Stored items
↓

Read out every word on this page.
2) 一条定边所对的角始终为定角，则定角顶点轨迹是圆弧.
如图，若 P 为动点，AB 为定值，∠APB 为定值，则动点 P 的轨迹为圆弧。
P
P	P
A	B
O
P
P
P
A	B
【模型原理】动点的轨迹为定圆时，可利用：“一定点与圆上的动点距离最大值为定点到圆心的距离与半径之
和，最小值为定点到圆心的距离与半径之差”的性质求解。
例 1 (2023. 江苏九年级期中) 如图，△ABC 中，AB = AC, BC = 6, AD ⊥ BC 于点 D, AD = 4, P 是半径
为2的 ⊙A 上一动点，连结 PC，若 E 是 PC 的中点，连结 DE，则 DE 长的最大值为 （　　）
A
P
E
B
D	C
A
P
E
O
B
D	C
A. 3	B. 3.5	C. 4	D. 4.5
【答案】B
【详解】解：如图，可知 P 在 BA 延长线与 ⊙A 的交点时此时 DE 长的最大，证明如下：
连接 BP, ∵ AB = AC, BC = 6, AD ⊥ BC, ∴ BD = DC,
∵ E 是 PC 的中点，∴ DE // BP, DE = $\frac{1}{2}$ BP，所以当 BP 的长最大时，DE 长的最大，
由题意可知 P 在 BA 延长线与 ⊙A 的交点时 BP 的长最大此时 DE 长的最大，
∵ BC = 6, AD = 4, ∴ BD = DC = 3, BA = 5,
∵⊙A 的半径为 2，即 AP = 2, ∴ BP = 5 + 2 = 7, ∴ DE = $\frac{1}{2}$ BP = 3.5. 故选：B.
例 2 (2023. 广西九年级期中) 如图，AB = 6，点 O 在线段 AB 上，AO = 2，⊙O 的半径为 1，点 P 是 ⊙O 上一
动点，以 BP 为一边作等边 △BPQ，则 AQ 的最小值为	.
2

↑

Problem - Gather each line in the data that holds the string "延长线与".

Response below -
【详解】解：如图，可知 P 在 BA 延长线与 ⊙A 的交点时此时 DE 长的最大，证明如下：
由题意可知 P 在 BA 延长线与 ⊙A 的交点时 BP 的长最大此时 DE 长的最大，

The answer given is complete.